» **COMPLETE THE FOLLOWING**
A. List every kind of resource that the text on Ably usage limits places a per-account quantity limit on.
B. In the text on Ably usage limits, what average message size is used to calculate total bandwidth?
C. Carry on writing the text on Ably usage limits, picking up after its last sentence.

» **TEXT BLOCK**

## begin

There are two types of message rate limit notifications you may receive:

  • messages.maxRate.warning – when you reach 50% of the hard limit on the account.
  • messages.maxRate.hard – when the hard limit on the account has been exceeded.

Bandwidth is the amount of data transferred through messages.

  • The total bandwidth is calculated using the average message size of 2KiB multiplied by the total message count.
  • The hourly bandwidth limit is calculated using the total bandwidth limit divided by 72.
  • The bandwidth rate is calculated using the hourly bandwidth limit multiplied by 2.5, divided into seconds.

If the bandwidth rate is exceeded, a global instantaneous rate limit will be applied to message delivery and publishing. The hourly and total bandwidth limits are time-based. If the hard limit is hit for those, message delivery and publishing will be blocked until the following hour or month.

Bandwidth limit notifications are split into hourly and monthly notifications.

There are three types of hourly bandwidth limit notifications you may receive:

  • messages.hourly.warning.data – when you reach 80% of your pre-paid quota.
  • messages.hourly.soft.data – when the soft limit on the account, derived from the pre-paid quota, has been exceeded.
  • messages.hourly.hard.data – when the hard limit on the account has been exceeded.

There are three types of monthly bandwidth limit notifications you may receive:

  • messages.monthly.warning.data – when you reach 80% of your pre-paid quota.
  • messages.monthly.soft.data – when your pre-paid quota has been exceeded.
  • messages.monthly.hard.data – when the hard limit on the account has been exceeded.

Application limits relate to the quantity of resources that can be created per account.

Limit Free PAYG Committed Use
Number of apps (per account) 100
Number of API keys (per account) 100
Number of rules (per account) 100
Number of namespaces (per account) 100

The number of apps is the maximum number of applications that can be created per account.

The number of apps per account is a quantity-based limit. If the limit is reached then no additional apps can be created until some of the existing ones have been deleted. Note that deleting an app will permanently delete its message history and statistics, as well as revoke access to Ably for any API keys associated with it.

The number of API keys is the maximum number of API keys that can be created per account.

The number of API keys per account is a quantity-based limit. If the limit is reached then no additional API keys can be created until some of the existing ones have been revoked.

## end

» **PROVIDED DATA**

## begin

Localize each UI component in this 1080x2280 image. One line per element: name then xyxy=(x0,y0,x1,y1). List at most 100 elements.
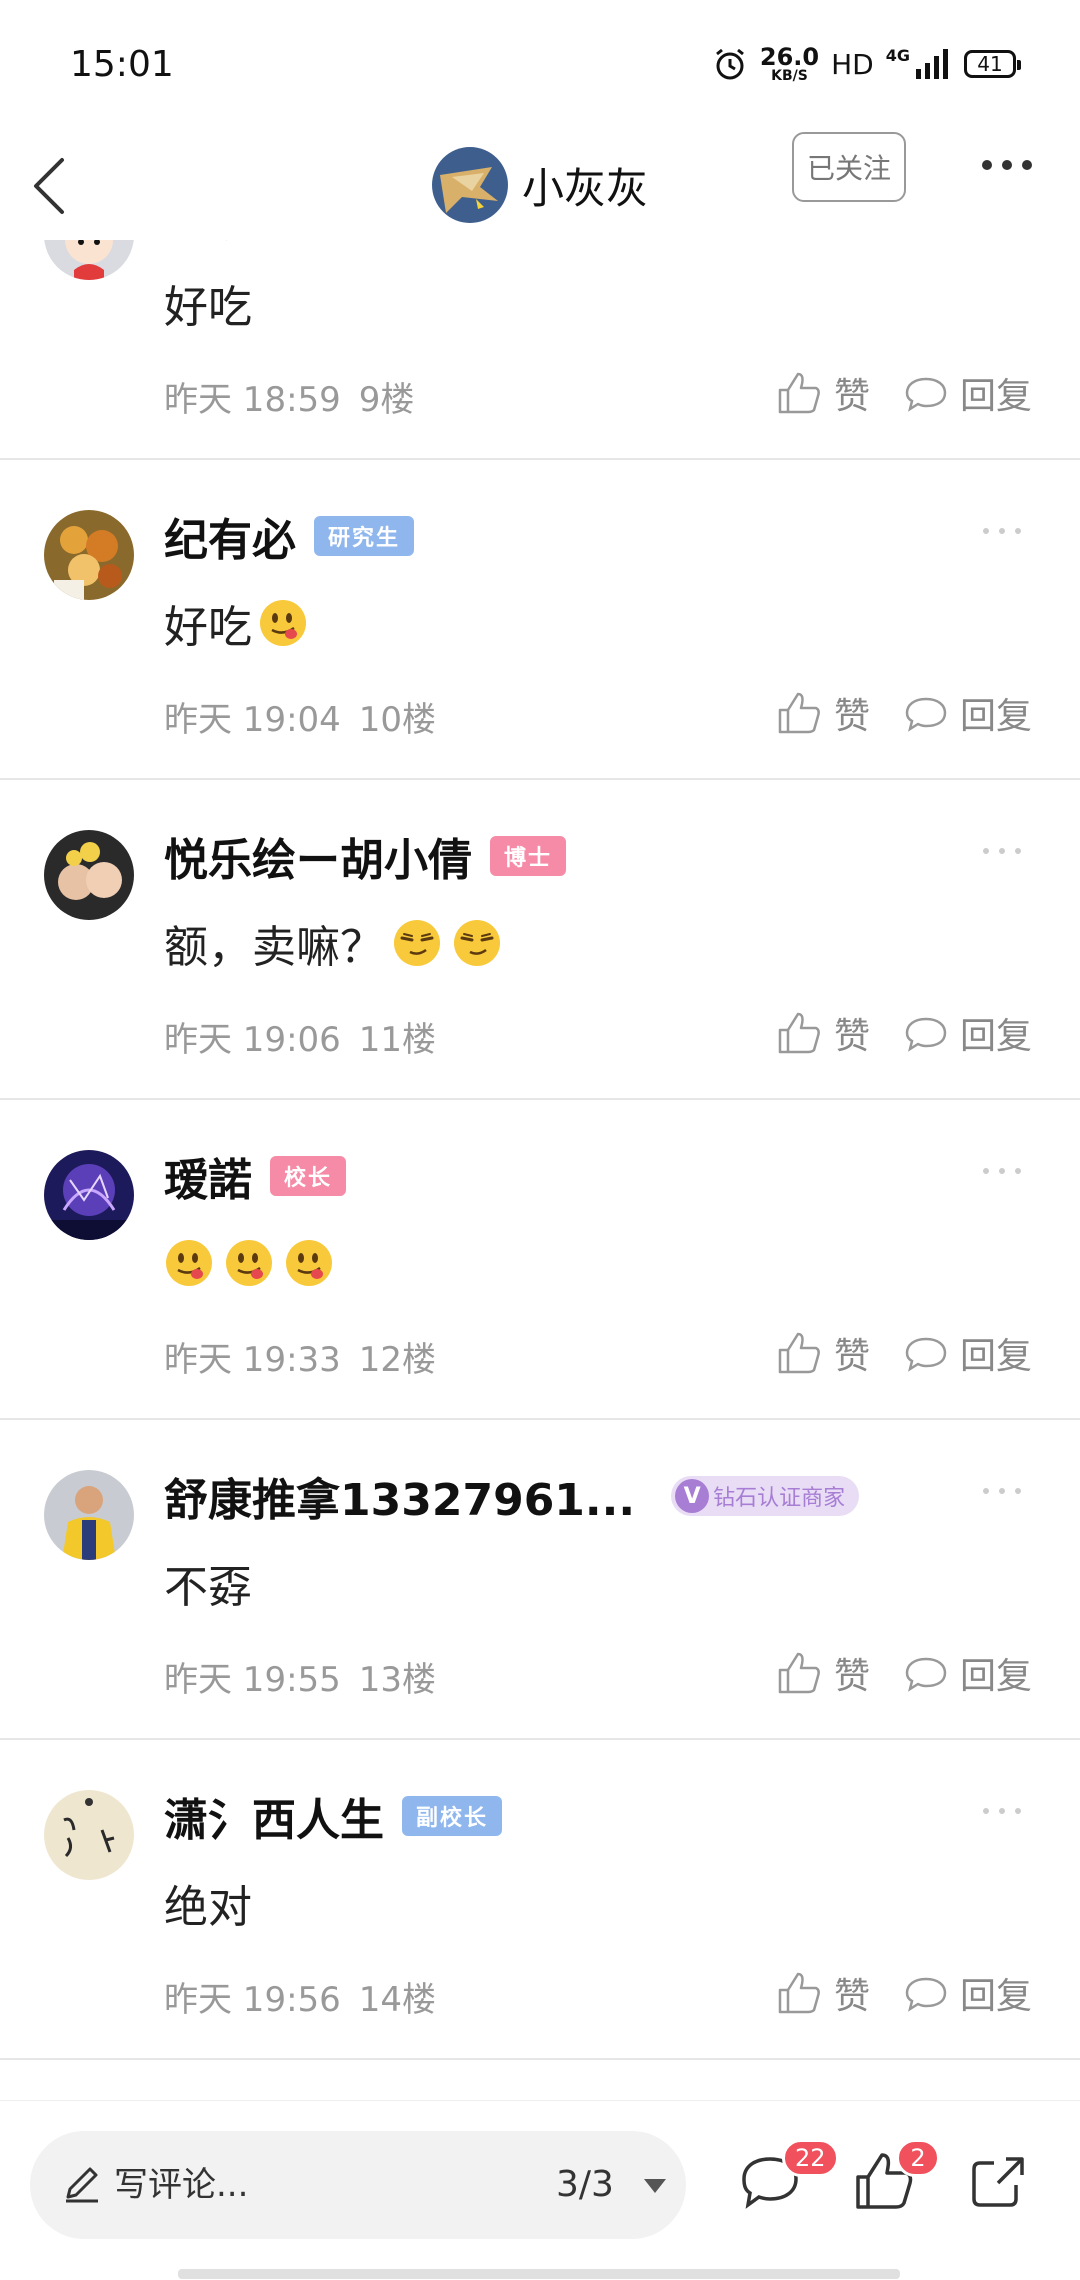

## end

» **EXERCISE RESULTS**
A. Apps, API keys, rules and namespaces.

B. 2KiB.

C.
The number of rules is the maximum number of integration rules that can be created per account.

The number of rules per account is a quantity-based limit. If the limit is reached then no additional integration rules can be created until some of the existing ones have been deleted.

The number of namespaces is the maximum number of namespaces that can be created per account.

The number of namespaces per account is a quantity-based limit. If the limit is reached then no additional namespaces can be defined until some of the existing ones have been removed.

Token request limits relate to the rate and size of token requests made to Ably.

Limit Free PAYG Committed Use
Soft Hard Soft Hard Soft Hard
Token requests (per hour) 72,000 86,000 120,000 300,000 Custom >= PAYG
Token request rate (per second) 50 208 Custom >= PAYG
Token request size 128KiB

The token request rate limit is the maximum rate at which token requests can be made. The hourly token request limit is the number of token requests that can be made per hour to Ably.

If the token request rate is exceeded, a global instantaneous rate limit will be applied to token requests. The hourly token request limit is a time-based limit, meaning no additional token requests will be accepted until the following hour if the hard limit is hit.

The token request size is the maximum size of a signed token request that will be accepted by the Ably platform.

Token request limit notifications are split into hourly and request rate notifications.

There are three types of hourly token request limit notifications you may receive:

  • tokenRequests.hourly.warning – when you reach 80% of your pre-paid quota.
  • tokenRequests.hourly.soft – when your pre-paid quota has been exceeded.
  • tokenRequests.hourly.hard – when the hard limit on the account has been exceeded.

There are two types of token request rate limit notifications you may receive:

  • tokenRequests.maxRate.warning – when you reach 50% of the hard limit on the account.
  • tokenRequests.maxRate.hard – when the hard limit on the account has been exceeded.

Connection limits relate to the realtime connections to Ably from your account.

Limit Free PAYG Business (legacy) Committed Use
Connection rate (per second) 20 2,000 50 minimum Custom
Number of channels (per connection) 50 200 200 Custom
Outbound message rate (per second) 15 50 50 Custom
Inbound message rate (per second) 15 50 50 Custom
Connection state TTL 2 minutes

The connection rate limit is the maximum rate at which new realtime connections can be made to Ably.

The limit is calculated based on the hard limit for peak connections.

If the connection rate is exceeded, a global instantaneous rate limit will be applied to new connection attempts.

The number of channels per connection are the number of channels each client can be attached to on a realtime connection

The number of channels per connection is a quantity-based limit. If a connection attempts to exceed the limit on the number of channels it is attached to, the attachment will fail and the error code 90010 will be returned.

The outbound message rate limit is the maximum rate at which messages can be received on a realtime connection.

If the outbound message rate is exceeded for a connection, a local instantaneous rate limit will be applied to that connection.

The inbound message rate limit is the maximum rate at which messages can be published on a realtime connection.

If the inbound message rate is exceeded for a connection, a local instantaneous rate limit will be applied to that connection.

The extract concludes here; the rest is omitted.